*** STORED ROWS
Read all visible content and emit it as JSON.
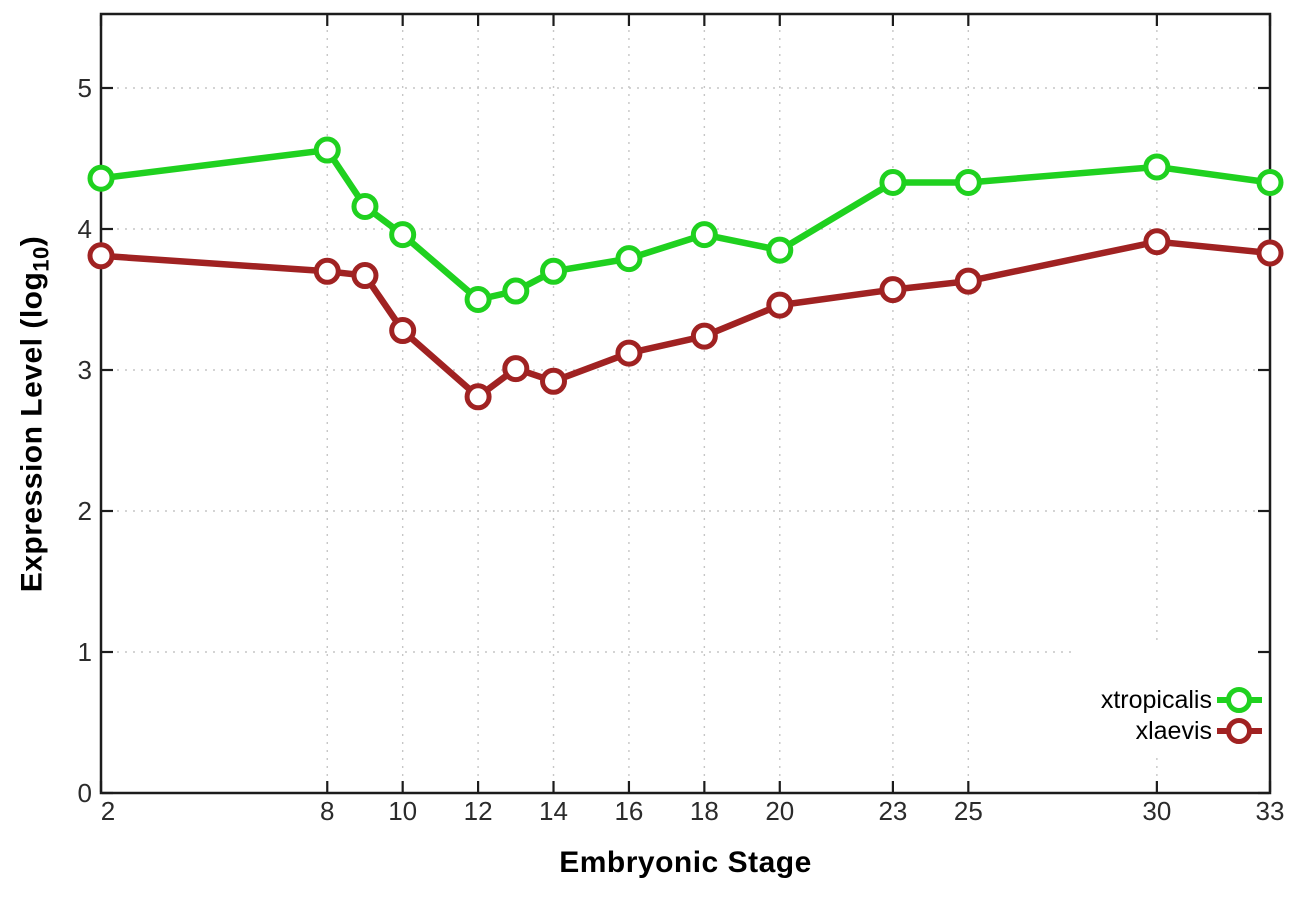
{
  "chart_data": {
    "type": "line",
    "title": "",
    "xlabel": "Embryonic Stage",
    "ylabel": "Expression Level (log10)",
    "ylabel_parts": {
      "pre": "Expression Level (log",
      "sub": "10",
      "post": ")"
    },
    "x": [
      2,
      8,
      9,
      10,
      12,
      13,
      14,
      16,
      18,
      20,
      23,
      25,
      30,
      33
    ],
    "xtick_labels": [
      "2",
      "8",
      "10",
      "12",
      "14",
      "16",
      "18",
      "20",
      "23",
      "25",
      "30",
      "33"
    ],
    "xtick_values": [
      2,
      8,
      10,
      12,
      14,
      16,
      18,
      20,
      23,
      25,
      30,
      33
    ],
    "ytick_labels": [
      "0",
      "1",
      "2",
      "3",
      "4",
      "5"
    ],
    "ytick_values": [
      0,
      1,
      2,
      3,
      4,
      5
    ],
    "xlim": [
      2,
      33
    ],
    "ylim": [
      0,
      5.53
    ],
    "grid": true,
    "legend_position": "inside-bottom-right",
    "series": [
      {
        "name": "xtropicalis",
        "color": "#1fd11f",
        "values": [
          4.36,
          4.56,
          4.16,
          3.96,
          3.5,
          3.56,
          3.7,
          3.79,
          3.96,
          3.85,
          4.33,
          4.33,
          4.44,
          4.33
        ]
      },
      {
        "name": "xlaevis",
        "color": "#a02222",
        "values": [
          3.81,
          3.7,
          3.67,
          3.28,
          2.81,
          3.01,
          2.92,
          3.12,
          3.24,
          3.46,
          3.57,
          3.63,
          3.91,
          3.83
        ]
      }
    ],
    "colors": {
      "background": "#ffffff",
      "axis": "#1c1c1c",
      "grid": "#c6c6c6",
      "tick_text": "#2b2b2b",
      "legend_text": "#000000"
    }
  }
}
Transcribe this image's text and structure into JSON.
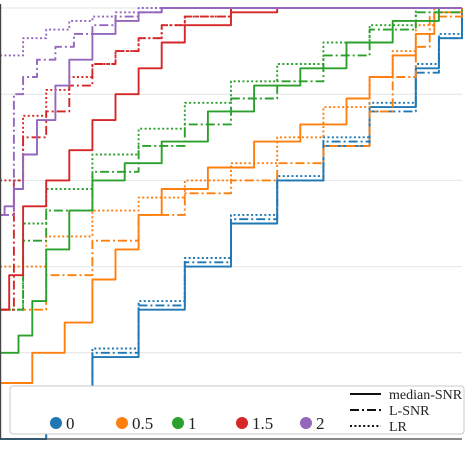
{
  "chart_data": {
    "type": "line",
    "title": "",
    "xlabel": "",
    "ylabel": "",
    "xlim": [
      0,
      1
    ],
    "ylim": [
      0,
      1
    ],
    "grid": "horizontal",
    "legend_placement": "bottom",
    "color_legend": [
      {
        "label": "0",
        "color": "#1f77b4"
      },
      {
        "label": "0.5",
        "color": "#ff7f0e"
      },
      {
        "label": "1",
        "color": "#2ca02c"
      },
      {
        "label": "1.5",
        "color": "#d62728"
      },
      {
        "label": "2",
        "color": "#9467bd"
      }
    ],
    "style_legend": [
      {
        "label": "median-SNR",
        "dash": "solid"
      },
      {
        "label": "L-SNR",
        "dash": "dashdot"
      },
      {
        "label": "LR",
        "dash": "dotted"
      }
    ],
    "series": [
      {
        "group": "0",
        "style": "solid",
        "color": "#1f77b4",
        "x": [
          0,
          0.1,
          0.2,
          0.3,
          0.4,
          0.5,
          0.6,
          0.7,
          0.8,
          0.9,
          0.95,
          1
        ],
        "y": [
          0,
          0.09,
          0.19,
          0.3,
          0.4,
          0.5,
          0.6,
          0.68,
          0.77,
          0.86,
          0.93,
          1
        ]
      },
      {
        "group": "0",
        "style": "dashdot",
        "color": "#1f77b4",
        "x": [
          0,
          0.1,
          0.2,
          0.3,
          0.4,
          0.5,
          0.6,
          0.7,
          0.8,
          0.9,
          0.95,
          1
        ],
        "y": [
          0,
          0.1,
          0.2,
          0.31,
          0.41,
          0.51,
          0.6,
          0.69,
          0.76,
          0.85,
          0.93,
          1
        ]
      },
      {
        "group": "0",
        "style": "dotted",
        "color": "#1f77b4",
        "x": [
          0,
          0.1,
          0.2,
          0.3,
          0.4,
          0.5,
          0.6,
          0.7,
          0.8,
          0.9,
          0.95,
          1
        ],
        "y": [
          0,
          0.11,
          0.21,
          0.32,
          0.42,
          0.52,
          0.61,
          0.7,
          0.78,
          0.87,
          0.94,
          1
        ]
      },
      {
        "group": "0.5",
        "style": "solid",
        "color": "#ff7f0e",
        "x": [
          0,
          0.07,
          0.14,
          0.2,
          0.25,
          0.3,
          0.35,
          0.45,
          0.55,
          0.65,
          0.75,
          0.8,
          0.85,
          0.9,
          0.94,
          1
        ],
        "y": [
          0.13,
          0.2,
          0.27,
          0.37,
          0.44,
          0.52,
          0.58,
          0.63,
          0.69,
          0.73,
          0.79,
          0.84,
          0.89,
          0.94,
          0.99,
          1
        ]
      },
      {
        "group": "0.5",
        "style": "dashdot",
        "color": "#ff7f0e",
        "x": [
          0,
          0.1,
          0.2,
          0.3,
          0.4,
          0.5,
          0.6,
          0.7,
          0.8,
          0.85,
          0.9,
          0.93,
          1
        ],
        "y": [
          0.3,
          0.38,
          0.46,
          0.52,
          0.57,
          0.6,
          0.64,
          0.68,
          0.76,
          0.84,
          0.91,
          0.98,
          1
        ]
      },
      {
        "group": "0.5",
        "style": "dotted",
        "color": "#ff7f0e",
        "x": [
          0,
          0.1,
          0.2,
          0.3,
          0.4,
          0.5,
          0.6,
          0.7,
          0.8,
          0.85,
          0.9,
          0.94,
          1
        ],
        "y": [
          0.4,
          0.47,
          0.53,
          0.56,
          0.6,
          0.64,
          0.7,
          0.77,
          0.84,
          0.9,
          0.96,
          1,
          1
        ]
      },
      {
        "group": "1",
        "style": "solid",
        "color": "#2ca02c",
        "x": [
          0,
          0.04,
          0.07,
          0.1,
          0.15,
          0.2,
          0.27,
          0.35,
          0.45,
          0.55,
          0.65,
          0.75,
          0.85,
          0.95,
          1
        ],
        "y": [
          0.2,
          0.24,
          0.32,
          0.44,
          0.53,
          0.6,
          0.64,
          0.69,
          0.76,
          0.82,
          0.86,
          0.92,
          0.97,
          1,
          1
        ]
      },
      {
        "group": "1",
        "style": "dashdot",
        "color": "#2ca02c",
        "x": [
          0,
          0.05,
          0.1,
          0.2,
          0.3,
          0.4,
          0.5,
          0.6,
          0.7,
          0.8,
          0.9,
          1
        ],
        "y": [
          0.3,
          0.46,
          0.53,
          0.62,
          0.68,
          0.73,
          0.79,
          0.83,
          0.89,
          0.95,
          0.99,
          1
        ]
      },
      {
        "group": "1",
        "style": "dotted",
        "color": "#2ca02c",
        "x": [
          0,
          0.05,
          0.1,
          0.2,
          0.3,
          0.4,
          0.5,
          0.6,
          0.7,
          0.8,
          0.9,
          1
        ],
        "y": [
          0.3,
          0.5,
          0.58,
          0.66,
          0.72,
          0.78,
          0.83,
          0.87,
          0.92,
          0.96,
          1,
          1
        ]
      },
      {
        "group": "1.5",
        "style": "solid",
        "color": "#d62728",
        "x": [
          0,
          0.02,
          0.05,
          0.1,
          0.15,
          0.2,
          0.25,
          0.3,
          0.35,
          0.4,
          0.5,
          0.6,
          0.7,
          1
        ],
        "y": [
          0.3,
          0.38,
          0.54,
          0.6,
          0.67,
          0.74,
          0.8,
          0.86,
          0.92,
          0.96,
          0.99,
          1,
          1,
          1
        ]
      },
      {
        "group": "1.5",
        "style": "dashdot",
        "color": "#d62728",
        "x": [
          0,
          0.03,
          0.05,
          0.1,
          0.15,
          0.2,
          0.25,
          0.3,
          0.35,
          0.4,
          0.5,
          0.6,
          1
        ],
        "y": [
          0.3,
          0.6,
          0.7,
          0.76,
          0.82,
          0.87,
          0.9,
          0.93,
          0.96,
          0.98,
          1,
          1,
          1
        ]
      },
      {
        "group": "1.5",
        "style": "dotted",
        "color": "#d62728",
        "x": [
          0,
          0.05,
          0.1,
          0.15,
          0.2,
          0.25,
          0.3,
          0.35,
          0.4,
          0.5,
          0.6,
          1
        ],
        "y": [
          0.6,
          0.75,
          0.81,
          0.84,
          0.87,
          0.9,
          0.93,
          0.96,
          0.98,
          1,
          1,
          1
        ]
      },
      {
        "group": "2",
        "style": "solid",
        "color": "#9467bd",
        "x": [
          0,
          0.01,
          0.03,
          0.05,
          0.08,
          0.12,
          0.15,
          0.2,
          0.25,
          0.3,
          0.35,
          1
        ],
        "y": [
          0.52,
          0.54,
          0.58,
          0.66,
          0.74,
          0.82,
          0.88,
          0.94,
          0.97,
          0.99,
          1,
          1
        ]
      },
      {
        "group": "2",
        "style": "dashdot",
        "color": "#9467bd",
        "x": [
          0,
          0.03,
          0.05,
          0.08,
          0.12,
          0.16,
          0.2,
          0.25,
          0.3,
          0.35,
          1
        ],
        "y": [
          0.52,
          0.8,
          0.84,
          0.88,
          0.91,
          0.94,
          0.96,
          0.98,
          0.99,
          1,
          1
        ]
      },
      {
        "group": "2",
        "style": "dotted",
        "color": "#9467bd",
        "x": [
          0,
          0.05,
          0.1,
          0.15,
          0.2,
          0.25,
          0.3,
          0.35,
          1
        ],
        "y": [
          0.89,
          0.93,
          0.95,
          0.97,
          0.98,
          0.99,
          1,
          1,
          1
        ]
      }
    ]
  }
}
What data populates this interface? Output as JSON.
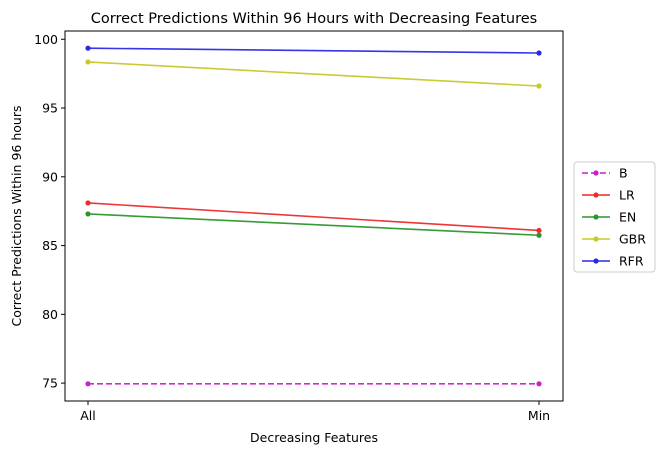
{
  "chart_data": {
    "type": "line",
    "title": "Correct Predictions Within 96 Hours with Decreasing Features",
    "xlabel": "Decreasing Features",
    "ylabel": "Correct Predictions Within 96 hours",
    "categories": [
      "All",
      "Min"
    ],
    "ylim": [
      73.7,
      100.6
    ],
    "yticks": [
      75,
      80,
      85,
      90,
      95,
      100
    ],
    "grid": false,
    "legend_position": "right",
    "series": [
      {
        "name": "B",
        "values": [
          74.95,
          74.95
        ],
        "color": "#cc1fcc",
        "dashed": true
      },
      {
        "name": "LR",
        "values": [
          88.1,
          86.1
        ],
        "color": "#ee2a2a",
        "dashed": false
      },
      {
        "name": "EN",
        "values": [
          87.3,
          85.75
        ],
        "color": "#2a962a",
        "dashed": false
      },
      {
        "name": "GBR",
        "values": [
          98.35,
          96.6
        ],
        "color": "#c8c82a",
        "dashed": false
      },
      {
        "name": "RFR",
        "values": [
          99.35,
          99.0
        ],
        "color": "#2a2ae6",
        "dashed": false
      }
    ]
  }
}
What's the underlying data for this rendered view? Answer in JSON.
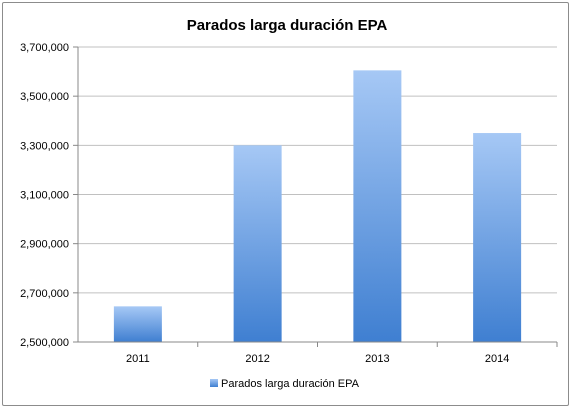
{
  "chart_data": {
    "type": "bar",
    "title": "Parados larga duración EPA",
    "categories": [
      "2011",
      "2012",
      "2013",
      "2014"
    ],
    "series": [
      {
        "name": "Parados larga duración EPA",
        "values": [
          2645000,
          3300000,
          3605000,
          3350000
        ]
      }
    ],
    "ylim": [
      2500000,
      3700000
    ],
    "yticks": [
      "2,500,000",
      "2,700,000",
      "2,900,000",
      "3,100,000",
      "3,300,000",
      "3,500,000",
      "3,700,000"
    ],
    "grid": true,
    "legend_position": "bottom",
    "colors": {
      "bar_top": "#a6c8f5",
      "bar_bottom": "#3f7fd1",
      "axis": "#888888",
      "grid": "#c0c0c0"
    }
  }
}
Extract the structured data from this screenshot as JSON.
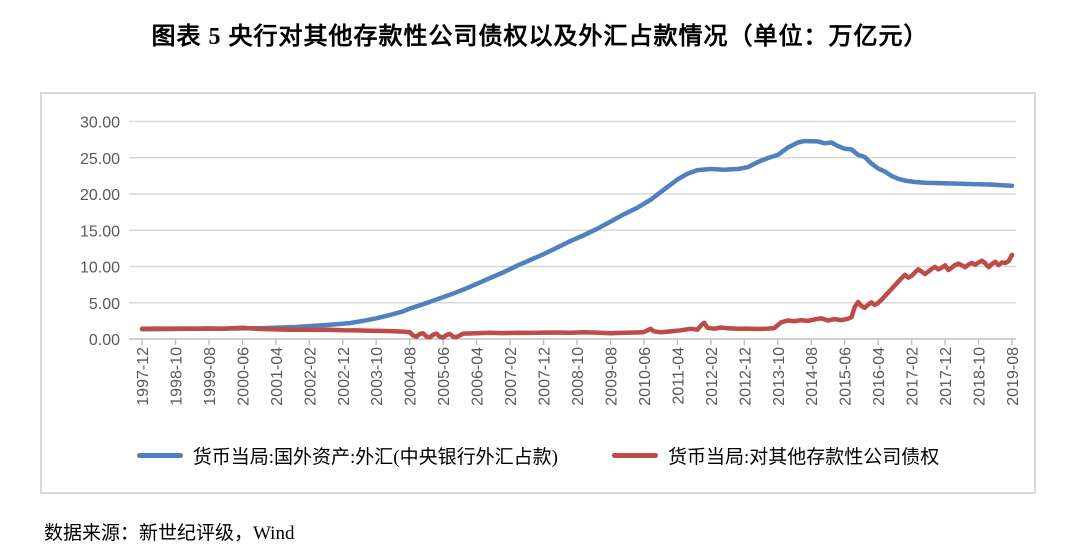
{
  "title": "图表 5  央行对其他存款性公司债权以及外汇占款情况（单位：万亿元）",
  "source_note": "数据来源：新世纪评级，Wind",
  "colors": {
    "series_fx": "#4E81BD",
    "series_claims": "#BE4B48",
    "gridline": "#d9d9d9",
    "axis": "#bfbfbf",
    "axis_label": "#595959"
  },
  "chart_data": {
    "type": "line",
    "title": "央行对其他存款性公司债权以及外汇占款情况",
    "unit": "万亿元",
    "grid": "horizontal",
    "legend_position": "bottom",
    "y_axis": {
      "min": 0,
      "max": 30,
      "step": 5,
      "tick_labels": [
        "0.00",
        "5.00",
        "10.00",
        "15.00",
        "20.00",
        "25.00",
        "30.00"
      ]
    },
    "x_ticks": [
      "1997-12",
      "1998-10",
      "1999-08",
      "2000-06",
      "2001-04",
      "2002-02",
      "2002-12",
      "2003-10",
      "2004-08",
      "2005-06",
      "2006-04",
      "2007-02",
      "2007-12",
      "2008-10",
      "2009-08",
      "2010-06",
      "2011-04",
      "2012-02",
      "2012-12",
      "2013-10",
      "2014-08",
      "2015-06",
      "2016-04",
      "2017-02",
      "2017-12",
      "2018-10",
      "2019-08"
    ],
    "months_per_tick": 10,
    "x_range_months": [
      0,
      260
    ],
    "series": [
      {
        "name": "货币当局:国外资产:外汇(中央银行外汇占款)",
        "color": "#4E81BD",
        "points": [
          [
            0,
            1.35
          ],
          [
            6,
            1.37
          ],
          [
            12,
            1.39
          ],
          [
            18,
            1.41
          ],
          [
            24,
            1.43
          ],
          [
            30,
            1.46
          ],
          [
            36,
            1.5
          ],
          [
            42,
            1.58
          ],
          [
            46,
            1.65
          ],
          [
            50,
            1.78
          ],
          [
            54,
            1.9
          ],
          [
            58,
            2.03
          ],
          [
            62,
            2.2
          ],
          [
            66,
            2.5
          ],
          [
            70,
            2.85
          ],
          [
            74,
            3.3
          ],
          [
            78,
            3.8
          ],
          [
            80,
            4.2
          ],
          [
            84,
            4.8
          ],
          [
            88,
            5.45
          ],
          [
            92,
            6.1
          ],
          [
            96,
            6.8
          ],
          [
            100,
            7.6
          ],
          [
            104,
            8.4
          ],
          [
            108,
            9.2
          ],
          [
            112,
            10.1
          ],
          [
            116,
            10.9
          ],
          [
            120,
            11.7
          ],
          [
            124,
            12.6
          ],
          [
            128,
            13.5
          ],
          [
            132,
            14.3
          ],
          [
            136,
            15.2
          ],
          [
            140,
            16.2
          ],
          [
            144,
            17.2
          ],
          [
            148,
            18.1
          ],
          [
            152,
            19.2
          ],
          [
            156,
            20.6
          ],
          [
            160,
            22.0
          ],
          [
            163,
            22.8
          ],
          [
            166,
            23.3
          ],
          [
            170,
            23.45
          ],
          [
            174,
            23.35
          ],
          [
            178,
            23.45
          ],
          [
            181,
            23.7
          ],
          [
            184,
            24.4
          ],
          [
            187,
            24.95
          ],
          [
            190,
            25.4
          ],
          [
            193,
            26.4
          ],
          [
            196,
            27.1
          ],
          [
            198,
            27.3
          ],
          [
            202,
            27.25
          ],
          [
            204,
            27.0
          ],
          [
            206,
            27.1
          ],
          [
            208,
            26.6
          ],
          [
            210,
            26.25
          ],
          [
            212,
            26.15
          ],
          [
            214,
            25.4
          ],
          [
            216,
            25.1
          ],
          [
            218,
            24.2
          ],
          [
            220,
            23.5
          ],
          [
            222,
            23.1
          ],
          [
            224,
            22.5
          ],
          [
            226,
            22.1
          ],
          [
            228,
            21.85
          ],
          [
            231,
            21.65
          ],
          [
            234,
            21.55
          ],
          [
            238,
            21.5
          ],
          [
            242,
            21.45
          ],
          [
            246,
            21.4
          ],
          [
            250,
            21.35
          ],
          [
            254,
            21.3
          ],
          [
            257,
            21.2
          ],
          [
            260,
            21.15
          ]
        ]
      },
      {
        "name": "货币当局:对其他存款性公司债权",
        "color": "#BE4B48",
        "points": [
          [
            0,
            1.42
          ],
          [
            4,
            1.44
          ],
          [
            8,
            1.43
          ],
          [
            12,
            1.45
          ],
          [
            16,
            1.43
          ],
          [
            20,
            1.46
          ],
          [
            24,
            1.42
          ],
          [
            28,
            1.5
          ],
          [
            30,
            1.55
          ],
          [
            32,
            1.48
          ],
          [
            34,
            1.42
          ],
          [
            36,
            1.38
          ],
          [
            40,
            1.32
          ],
          [
            44,
            1.28
          ],
          [
            48,
            1.3
          ],
          [
            52,
            1.25
          ],
          [
            56,
            1.28
          ],
          [
            60,
            1.22
          ],
          [
            64,
            1.18
          ],
          [
            68,
            1.15
          ],
          [
            72,
            1.12
          ],
          [
            75,
            1.08
          ],
          [
            78,
            1.02
          ],
          [
            80,
            0.95
          ],
          [
            81,
            0.5
          ],
          [
            82,
            0.3
          ],
          [
            83,
            0.7
          ],
          [
            84,
            0.8
          ],
          [
            85,
            0.35
          ],
          [
            86,
            0.22
          ],
          [
            87,
            0.6
          ],
          [
            88,
            0.75
          ],
          [
            89,
            0.3
          ],
          [
            90,
            0.22
          ],
          [
            91,
            0.55
          ],
          [
            92,
            0.7
          ],
          [
            93,
            0.32
          ],
          [
            94,
            0.28
          ],
          [
            95,
            0.5
          ],
          [
            96,
            0.75
          ],
          [
            100,
            0.8
          ],
          [
            104,
            0.85
          ],
          [
            108,
            0.82
          ],
          [
            112,
            0.86
          ],
          [
            116,
            0.84
          ],
          [
            120,
            0.88
          ],
          [
            124,
            0.9
          ],
          [
            128,
            0.86
          ],
          [
            132,
            0.92
          ],
          [
            136,
            0.88
          ],
          [
            140,
            0.8
          ],
          [
            144,
            0.85
          ],
          [
            148,
            0.9
          ],
          [
            150,
            0.95
          ],
          [
            152,
            1.4
          ],
          [
            153,
            1.05
          ],
          [
            155,
            0.92
          ],
          [
            158,
            1.05
          ],
          [
            161,
            1.2
          ],
          [
            164,
            1.4
          ],
          [
            166,
            1.28
          ],
          [
            167,
            1.85
          ],
          [
            168,
            2.25
          ],
          [
            169,
            1.55
          ],
          [
            171,
            1.42
          ],
          [
            173,
            1.58
          ],
          [
            175,
            1.48
          ],
          [
            178,
            1.4
          ],
          [
            181,
            1.44
          ],
          [
            184,
            1.38
          ],
          [
            187,
            1.44
          ],
          [
            189,
            1.5
          ],
          [
            191,
            2.3
          ],
          [
            193,
            2.55
          ],
          [
            195,
            2.45
          ],
          [
            197,
            2.6
          ],
          [
            199,
            2.5
          ],
          [
            201,
            2.7
          ],
          [
            203,
            2.85
          ],
          [
            205,
            2.55
          ],
          [
            207,
            2.75
          ],
          [
            209,
            2.6
          ],
          [
            211,
            2.8
          ],
          [
            212,
            3.0
          ],
          [
            213,
            4.4
          ],
          [
            214,
            5.1
          ],
          [
            215,
            4.55
          ],
          [
            216,
            4.3
          ],
          [
            217,
            4.75
          ],
          [
            218,
            5.05
          ],
          [
            219,
            4.7
          ],
          [
            220,
            5.0
          ],
          [
            221,
            5.4
          ],
          [
            222,
            5.9
          ],
          [
            223,
            6.4
          ],
          [
            224,
            6.9
          ],
          [
            225,
            7.4
          ],
          [
            226,
            7.9
          ],
          [
            227,
            8.4
          ],
          [
            228,
            8.85
          ],
          [
            229,
            8.45
          ],
          [
            230,
            8.7
          ],
          [
            231,
            9.2
          ],
          [
            232,
            9.6
          ],
          [
            233,
            9.3
          ],
          [
            234,
            8.95
          ],
          [
            235,
            9.3
          ],
          [
            236,
            9.65
          ],
          [
            237,
            9.95
          ],
          [
            238,
            9.6
          ],
          [
            239,
            9.85
          ],
          [
            240,
            10.15
          ],
          [
            241,
            9.5
          ],
          [
            242,
            9.85
          ],
          [
            243,
            10.2
          ],
          [
            244,
            10.4
          ],
          [
            245,
            10.15
          ],
          [
            246,
            9.9
          ],
          [
            247,
            10.25
          ],
          [
            248,
            10.5
          ],
          [
            249,
            10.25
          ],
          [
            250,
            10.55
          ],
          [
            251,
            10.8
          ],
          [
            252,
            10.45
          ],
          [
            253,
            9.9
          ],
          [
            254,
            10.35
          ],
          [
            255,
            10.65
          ],
          [
            256,
            10.2
          ],
          [
            257,
            10.55
          ],
          [
            258,
            10.5
          ],
          [
            259,
            10.75
          ],
          [
            260,
            11.6
          ]
        ]
      }
    ]
  }
}
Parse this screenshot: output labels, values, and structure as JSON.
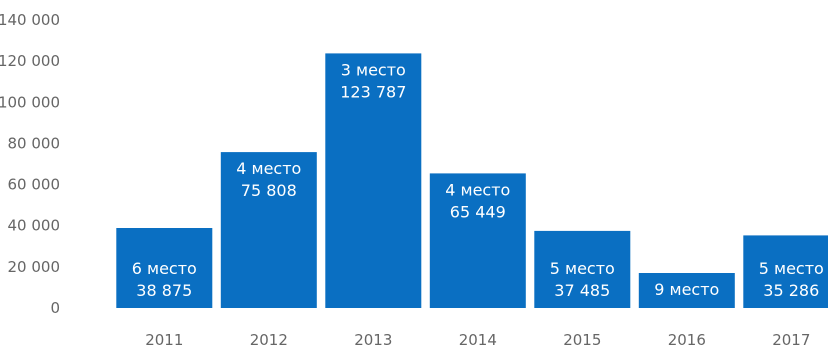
******
WHAT YOU SHOULD DO: Search the records above for the string "screenshot". Copy every line that contains it.

WORKED ANSWER:
Extract the structured data from this screenshot as JSON.
Parse this screenshot: output labels, values, and structure as JSON.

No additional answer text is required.